══ AVAILABLE RECORDS ══

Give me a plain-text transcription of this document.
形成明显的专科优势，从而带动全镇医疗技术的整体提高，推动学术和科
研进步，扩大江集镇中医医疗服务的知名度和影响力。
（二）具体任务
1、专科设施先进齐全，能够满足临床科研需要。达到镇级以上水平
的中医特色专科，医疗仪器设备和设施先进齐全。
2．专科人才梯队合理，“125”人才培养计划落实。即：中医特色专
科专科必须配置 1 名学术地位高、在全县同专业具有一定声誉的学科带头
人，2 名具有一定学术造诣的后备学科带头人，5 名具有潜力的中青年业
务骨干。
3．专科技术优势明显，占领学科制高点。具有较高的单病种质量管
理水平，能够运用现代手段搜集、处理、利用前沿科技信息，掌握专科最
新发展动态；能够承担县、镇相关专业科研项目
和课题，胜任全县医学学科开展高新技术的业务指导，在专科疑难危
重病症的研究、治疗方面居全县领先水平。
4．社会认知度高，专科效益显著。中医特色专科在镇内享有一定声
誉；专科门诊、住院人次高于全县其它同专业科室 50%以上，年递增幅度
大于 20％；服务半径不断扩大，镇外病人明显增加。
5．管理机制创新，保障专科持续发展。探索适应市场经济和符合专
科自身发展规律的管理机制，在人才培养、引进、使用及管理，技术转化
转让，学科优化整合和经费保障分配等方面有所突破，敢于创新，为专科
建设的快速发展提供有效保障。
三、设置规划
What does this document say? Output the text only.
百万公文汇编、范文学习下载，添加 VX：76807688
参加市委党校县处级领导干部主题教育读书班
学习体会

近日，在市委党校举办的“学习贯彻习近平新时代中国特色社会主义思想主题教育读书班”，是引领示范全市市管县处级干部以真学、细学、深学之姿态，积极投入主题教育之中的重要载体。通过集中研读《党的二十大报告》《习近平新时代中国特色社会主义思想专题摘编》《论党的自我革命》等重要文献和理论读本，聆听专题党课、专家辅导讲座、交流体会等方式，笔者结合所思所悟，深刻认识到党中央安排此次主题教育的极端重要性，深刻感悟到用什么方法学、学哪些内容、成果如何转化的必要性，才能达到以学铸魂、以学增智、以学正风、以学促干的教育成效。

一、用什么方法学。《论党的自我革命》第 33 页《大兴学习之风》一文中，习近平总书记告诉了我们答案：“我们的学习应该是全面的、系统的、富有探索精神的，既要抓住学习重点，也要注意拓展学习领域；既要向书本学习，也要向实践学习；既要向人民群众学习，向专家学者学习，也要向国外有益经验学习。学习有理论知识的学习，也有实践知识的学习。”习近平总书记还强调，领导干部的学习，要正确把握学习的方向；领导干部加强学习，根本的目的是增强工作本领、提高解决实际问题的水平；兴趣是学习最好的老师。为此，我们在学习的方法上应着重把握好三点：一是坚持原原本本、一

═══

## SET PROBLEM
Retype the material in full. Each word must match.

## FINAL ANSWER
Give me a plain-text transcription of this document.
形成明显的专科优势，从而带动全镇医疗技术的整体提高，推动学术和科
研进步，扩大江集镇中医医疗服务的知名度和影响力。
（二）具体任务
1、专科设施先进齐全，能够满足临床科研需要。达到镇级以上水平
的中医特色专科，医疗仪器设备和设施先进齐全。
2．专科人才梯队合理，“125”人才培养计划落实。即：中医特色专
科专科必须配置 1 名学术地位高、在全县同专业具有一定声誉的学科带头
人，2 名具有一定学术造诣的后备学科带头人，5 名具有潜力的中青年业
务骨干。
3．专科技术优势明显，占领学科制高点。具有较高的单病种质量管
理水平，能够运用现代手段搜集、处理、利用前沿科技信息，掌握专科最
新发展动态；能够承担县、镇相关专业科研项目
和课题，胜任全县医学学科开展高新技术的业务指导，在专科疑难危
重病症的研究、治疗方面居全县领先水平。
4．社会认知度高，专科效益显著。中医特色专科在镇内享有一定声
誉；专科门诊、住院人次高于全县其它同专业科室 50%以上，年递增幅度
大于 20％；服务半径不断扩大，镇外病人明显增加。
5．管理机制创新，保障专科持续发展。探索适应市场经济和符合专
科自身发展规律的管理机制，在人才培养、引进、使用及管理，技术转化
转让，学科优化整合和经费保障分配等方面有所突破，敢于创新，为专科
建设的快速发展提供有效保障。
三、设置规划
What does this document say? Output the text only.
百万公文汇编、范文学习下载，添加 VX：76807688
参加市委党校县处级领导干部主题教育读书班
学习体会

近日，在市委党校举办的“学习贯彻习近平新时代中国特色社会主义思想主题教育读书班”，是引领示范全市市管县处级干部以真学、细学、深学之姿态，积极投入主题教育之中的重要载体。通过集中研读《党的二十大报告》《习近平新时代中国特色社会主义思想专题摘编》《论党的自我革命》等重要文献和理论读本，聆听专题党课、专家辅导讲座、交流体会等方式，笔者结合所思所悟，深刻认识到党中央安排此次主题教育的极端重要性，深刻感悟到用什么方法学、学哪些内容、成果如何转化的必要性，才能达到以学铸魂、以学增智、以学正风、以学促干的教育成效。

一、用什么方法学。《论党的自我革命》第 33 页《大兴学习之风》一文中，习近平总书记告诉了我们答案：“我们的学习应该是全面的、系统的、富有探索精神的，既要抓住学习重点，也要注意拓展学习领域；既要向书本学习，也要向实践学习；既要向人民群众学习，向专家学者学习，也要向国外有益经验学习。学习有理论知识的学习，也有实践知识的学习。”习近平总书记还强调，领导干部的学习，要正确把握学习的方向；领导干部加强学习，根本的目的是增强工作本领、提高解决实际问题的水平；兴趣是学习最好的老师。为此，我们在学习的方法上应着重把握好三点：一是坚持原原本本、一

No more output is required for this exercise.